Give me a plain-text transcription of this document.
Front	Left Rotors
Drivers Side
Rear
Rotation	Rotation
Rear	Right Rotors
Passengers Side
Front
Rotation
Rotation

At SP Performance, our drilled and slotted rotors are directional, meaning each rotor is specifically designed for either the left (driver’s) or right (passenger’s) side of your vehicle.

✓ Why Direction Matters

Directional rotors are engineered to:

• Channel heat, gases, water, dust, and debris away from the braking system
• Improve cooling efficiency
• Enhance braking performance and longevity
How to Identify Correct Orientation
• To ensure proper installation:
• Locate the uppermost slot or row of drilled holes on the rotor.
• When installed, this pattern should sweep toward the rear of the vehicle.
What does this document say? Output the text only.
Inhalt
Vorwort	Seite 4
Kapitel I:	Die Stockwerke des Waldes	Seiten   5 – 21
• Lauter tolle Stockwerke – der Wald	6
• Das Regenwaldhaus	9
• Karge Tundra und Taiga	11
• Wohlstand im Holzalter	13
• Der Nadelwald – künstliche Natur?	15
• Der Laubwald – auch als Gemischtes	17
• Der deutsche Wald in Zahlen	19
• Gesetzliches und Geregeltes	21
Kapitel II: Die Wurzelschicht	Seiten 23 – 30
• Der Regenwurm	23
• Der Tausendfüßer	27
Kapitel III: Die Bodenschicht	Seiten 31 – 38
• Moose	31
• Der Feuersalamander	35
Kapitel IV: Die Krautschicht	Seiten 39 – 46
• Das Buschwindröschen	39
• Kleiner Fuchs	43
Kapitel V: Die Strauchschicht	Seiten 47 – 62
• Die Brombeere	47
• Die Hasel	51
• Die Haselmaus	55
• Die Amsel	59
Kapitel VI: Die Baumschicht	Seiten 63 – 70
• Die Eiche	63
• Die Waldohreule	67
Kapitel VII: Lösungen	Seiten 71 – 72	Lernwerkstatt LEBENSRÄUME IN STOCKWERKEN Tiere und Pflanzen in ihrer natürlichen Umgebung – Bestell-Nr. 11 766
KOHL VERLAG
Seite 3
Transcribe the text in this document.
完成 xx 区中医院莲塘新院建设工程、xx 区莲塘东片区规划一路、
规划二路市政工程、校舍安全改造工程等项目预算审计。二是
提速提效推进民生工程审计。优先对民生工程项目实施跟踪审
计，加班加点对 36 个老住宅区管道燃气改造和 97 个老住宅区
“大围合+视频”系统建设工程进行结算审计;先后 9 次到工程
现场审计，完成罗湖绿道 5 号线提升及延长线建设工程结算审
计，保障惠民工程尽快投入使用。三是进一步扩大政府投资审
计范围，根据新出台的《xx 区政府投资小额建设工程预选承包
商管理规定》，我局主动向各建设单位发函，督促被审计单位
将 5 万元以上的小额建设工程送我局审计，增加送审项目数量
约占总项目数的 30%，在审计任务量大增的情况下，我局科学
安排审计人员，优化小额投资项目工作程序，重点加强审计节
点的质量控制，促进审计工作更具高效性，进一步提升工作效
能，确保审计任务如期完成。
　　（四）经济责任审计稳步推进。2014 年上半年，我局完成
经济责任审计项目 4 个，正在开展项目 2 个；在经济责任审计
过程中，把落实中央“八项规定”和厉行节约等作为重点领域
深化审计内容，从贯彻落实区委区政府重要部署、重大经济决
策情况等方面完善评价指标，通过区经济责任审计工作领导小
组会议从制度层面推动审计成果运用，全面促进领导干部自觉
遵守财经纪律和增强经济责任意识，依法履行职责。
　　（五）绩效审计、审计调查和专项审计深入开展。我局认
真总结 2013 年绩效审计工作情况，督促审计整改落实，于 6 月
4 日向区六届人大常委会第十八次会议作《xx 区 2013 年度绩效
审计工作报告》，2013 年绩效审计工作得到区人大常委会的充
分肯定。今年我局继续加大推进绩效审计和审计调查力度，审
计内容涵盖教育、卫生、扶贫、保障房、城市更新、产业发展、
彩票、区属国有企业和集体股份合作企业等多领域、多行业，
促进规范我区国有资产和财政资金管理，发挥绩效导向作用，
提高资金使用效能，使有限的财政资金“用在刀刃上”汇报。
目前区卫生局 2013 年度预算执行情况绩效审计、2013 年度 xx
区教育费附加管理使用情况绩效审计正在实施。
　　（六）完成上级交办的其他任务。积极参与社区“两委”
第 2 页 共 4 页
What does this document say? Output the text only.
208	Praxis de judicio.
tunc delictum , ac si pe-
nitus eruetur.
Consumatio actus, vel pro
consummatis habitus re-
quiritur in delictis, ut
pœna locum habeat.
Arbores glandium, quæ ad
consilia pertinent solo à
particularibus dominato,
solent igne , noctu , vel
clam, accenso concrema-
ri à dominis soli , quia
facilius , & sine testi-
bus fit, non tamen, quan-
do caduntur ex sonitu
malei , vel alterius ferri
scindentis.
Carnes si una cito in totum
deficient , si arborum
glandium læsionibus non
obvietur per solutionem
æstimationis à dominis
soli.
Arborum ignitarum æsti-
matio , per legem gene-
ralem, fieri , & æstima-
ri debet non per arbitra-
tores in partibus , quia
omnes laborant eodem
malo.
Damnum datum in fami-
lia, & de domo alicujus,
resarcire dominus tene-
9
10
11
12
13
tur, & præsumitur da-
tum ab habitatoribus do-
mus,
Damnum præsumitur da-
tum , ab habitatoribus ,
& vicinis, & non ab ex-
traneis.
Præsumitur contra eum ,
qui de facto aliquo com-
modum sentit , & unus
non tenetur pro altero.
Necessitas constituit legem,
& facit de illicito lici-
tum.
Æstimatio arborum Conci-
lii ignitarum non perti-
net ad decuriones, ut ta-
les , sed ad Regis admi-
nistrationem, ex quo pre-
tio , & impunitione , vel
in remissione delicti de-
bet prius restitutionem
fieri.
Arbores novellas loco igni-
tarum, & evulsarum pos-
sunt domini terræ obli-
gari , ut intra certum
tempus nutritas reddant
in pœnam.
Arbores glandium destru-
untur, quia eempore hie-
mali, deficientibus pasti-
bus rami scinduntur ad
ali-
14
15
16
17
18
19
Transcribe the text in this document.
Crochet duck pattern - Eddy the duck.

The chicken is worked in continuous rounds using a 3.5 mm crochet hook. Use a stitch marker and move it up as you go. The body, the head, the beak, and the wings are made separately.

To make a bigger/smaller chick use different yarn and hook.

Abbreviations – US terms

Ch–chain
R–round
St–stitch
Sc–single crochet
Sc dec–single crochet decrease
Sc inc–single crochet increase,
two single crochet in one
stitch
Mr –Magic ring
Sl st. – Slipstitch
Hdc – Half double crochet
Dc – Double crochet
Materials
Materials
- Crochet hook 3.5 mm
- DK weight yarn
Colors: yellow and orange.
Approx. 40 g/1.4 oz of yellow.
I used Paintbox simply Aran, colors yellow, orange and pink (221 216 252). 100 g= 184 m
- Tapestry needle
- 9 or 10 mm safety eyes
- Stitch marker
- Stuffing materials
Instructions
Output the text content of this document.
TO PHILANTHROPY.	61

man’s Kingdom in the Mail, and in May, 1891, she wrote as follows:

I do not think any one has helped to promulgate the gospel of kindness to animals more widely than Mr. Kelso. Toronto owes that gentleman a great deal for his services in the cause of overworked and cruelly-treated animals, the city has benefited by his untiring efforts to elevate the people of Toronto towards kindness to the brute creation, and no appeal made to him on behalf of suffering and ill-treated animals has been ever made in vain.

#### Given exercise
Copy every line above that holds the word "quia".

#### Reply
ri à dominis soli , quia
tores in partibus , quia
untur, quia eempore hie-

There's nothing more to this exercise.